> _What you are asked to do_
Please transcribe the records precisely; pictures stay out of your copy.

**********

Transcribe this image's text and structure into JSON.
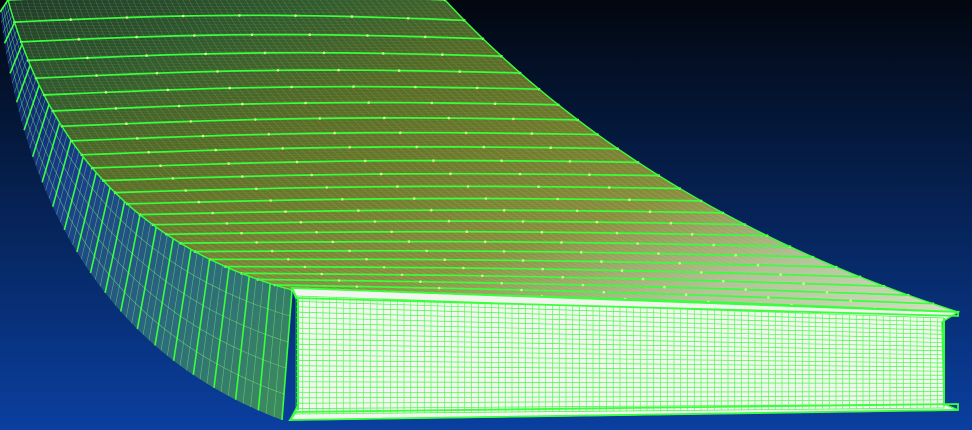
{
  "viewport": {
    "background_top": "#02070f",
    "background_bottom": "#0a3fa0"
  },
  "mesh": {
    "wire_color": "#39ff3c",
    "wire_color_dim": "#7dff6f",
    "node_color": "#c8ff8a",
    "surface_gradient": [
      "#1e3a28",
      "#2f5a2c",
      "#556b25",
      "#6f7a2a",
      "#8a8d3a",
      "#b5c29a",
      "#d8e4c8"
    ],
    "side_gradient": [
      "#0b1a5a",
      "#1a3c8a",
      "#2c6a7d",
      "#3e8f5a"
    ],
    "cap_fill": "#f2f6ee"
  }
}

**********

> _Exercise solution_
Transcribe this image's text and structure into JSON.
{
  "viewport": {
    "background_top": "#02070f",
    "background_bottom": "#0a3fa0"
  },
  "mesh": {
    "wire_color": "#39ff3c",
    "wire_color_dim": "#7dff6f",
    "node_color": "#c8ff8a",
    "surface_gradient": [
      "#1e3a28",
      "#2f5a2c",
      "#556b25",
      "#6f7a2a",
      "#8a8d3a",
      "#b5c29a",
      "#d8e4c8"
    ],
    "side_gradient": [
      "#0b1a5a",
      "#1a3c8a",
      "#2c6a7d",
      "#3e8f5a"
    ],
    "cap_fill": "#f2f6ee"
  }
}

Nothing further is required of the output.